[BEGIN Input material]
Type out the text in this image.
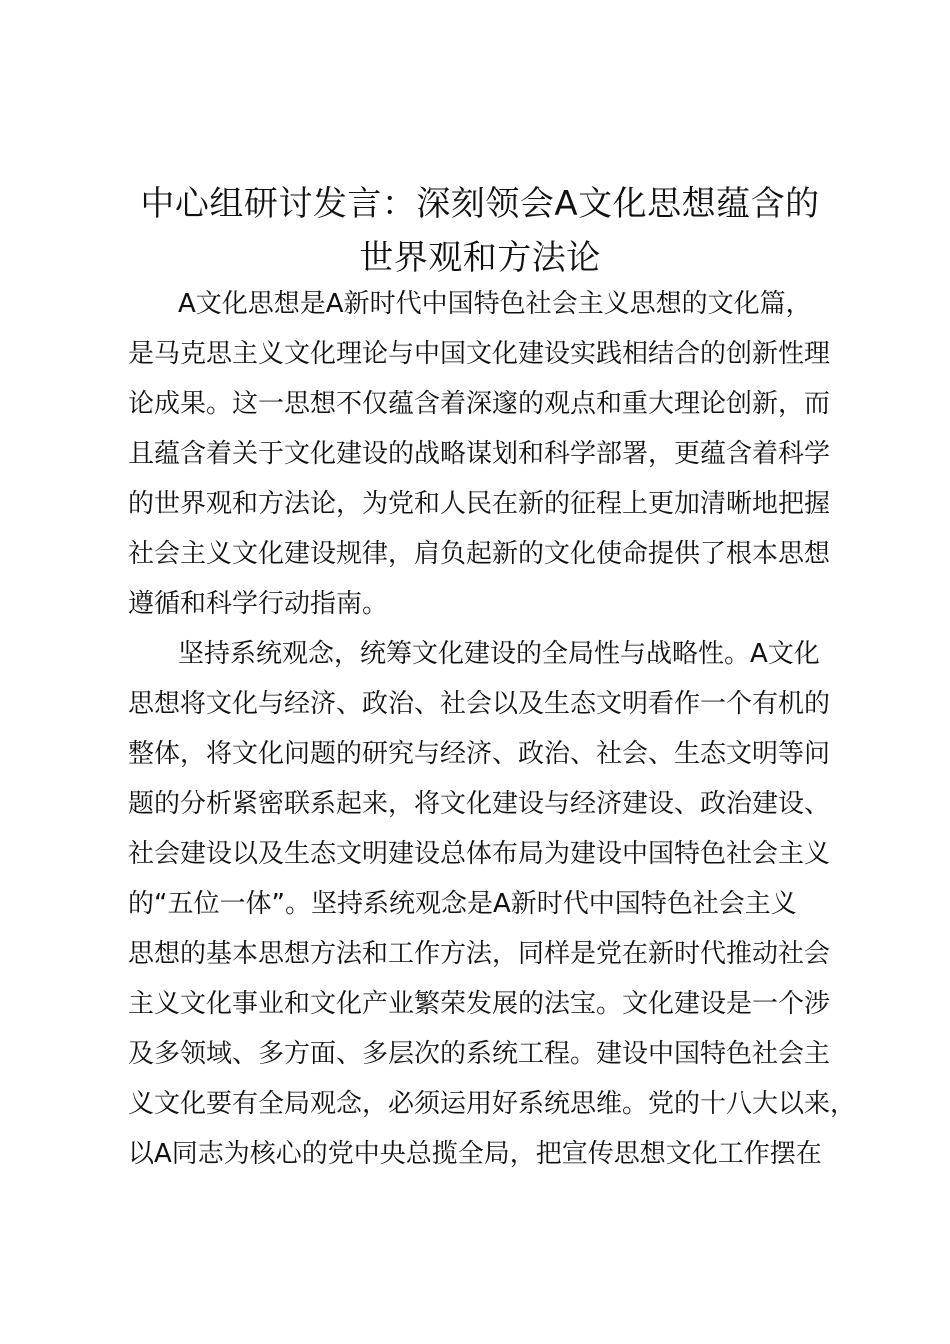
中心组研讨发言：深刻领会A文化思想蕴含的
世界观和方法论
A文化思想是A新时代中国特色社会主义思想的文化篇，
是马克思主义文化理论与中国文化建设实践相结合的创新性理
论成果。这一思想不仅蕴含着深邃的观点和重大理论创新，而
且蕴含着关于文化建设的战略谋划和科学部署，更蕴含着科学
的世界观和方法论，为党和人民在新的征程上更加清晰地把握
社会主义文化建设规律，肩负起新的文化使命提供了根本思想
遵循和科学行动指南。
坚持系统观念，统筹文化建设的全局性与战略性。A文化
思想将文化与经济、政治、社会以及生态文明看作一个有机的
整体，将文化问题的研究与经济、政治、社会、生态文明等问
题的分析紧密联系起来，将文化建设与经济建设、政治建设、
社会建设以及生态文明建设总体布局为建设中国特色社会主义
的“五位一体”。坚持系统观念是A新时代中国特色社会主义
思想的基本思想方法和工作方法，同样是党在新时代推动社会
主义文化事业和文化产业繁荣发展的法宝。文化建设是一个涉
及多领域、多方面、多层次的系统工程。建设中国特色社会主
义文化要有全局观念，必须运用好系统思维。党的十八大以来，
以A同志为核心的党中央总揽全局，把宣传思想文化工作摆在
[END Input material]
▶ **Exercise**
Do not copy the pictures, but repeat every line exactly.

▶ **Task response**
Type out the text in this image.
中心组研讨发言：深刻领会A文化思想蕴含的
世界观和方法论
A文化思想是A新时代中国特色社会主义思想的文化篇，
是马克思主义文化理论与中国文化建设实践相结合的创新性理
论成果。这一思想不仅蕴含着深邃的观点和重大理论创新，而
且蕴含着关于文化建设的战略谋划和科学部署，更蕴含着科学
的世界观和方法论，为党和人民在新的征程上更加清晰地把握
社会主义文化建设规律，肩负起新的文化使命提供了根本思想
遵循和科学行动指南。
坚持系统观念，统筹文化建设的全局性与战略性。A文化
思想将文化与经济、政治、社会以及生态文明看作一个有机的
整体，将文化问题的研究与经济、政治、社会、生态文明等问
题的分析紧密联系起来，将文化建设与经济建设、政治建设、
社会建设以及生态文明建设总体布局为建设中国特色社会主义
的“五位一体”。坚持系统观念是A新时代中国特色社会主义
思想的基本思想方法和工作方法，同样是党在新时代推动社会
主义文化事业和文化产业繁荣发展的法宝。文化建设是一个涉
及多领域、多方面、多层次的系统工程。建设中国特色社会主
义文化要有全局观念，必须运用好系统思维。党的十八大以来，
以A同志为核心的党中央总揽全局，把宣传思想文化工作摆在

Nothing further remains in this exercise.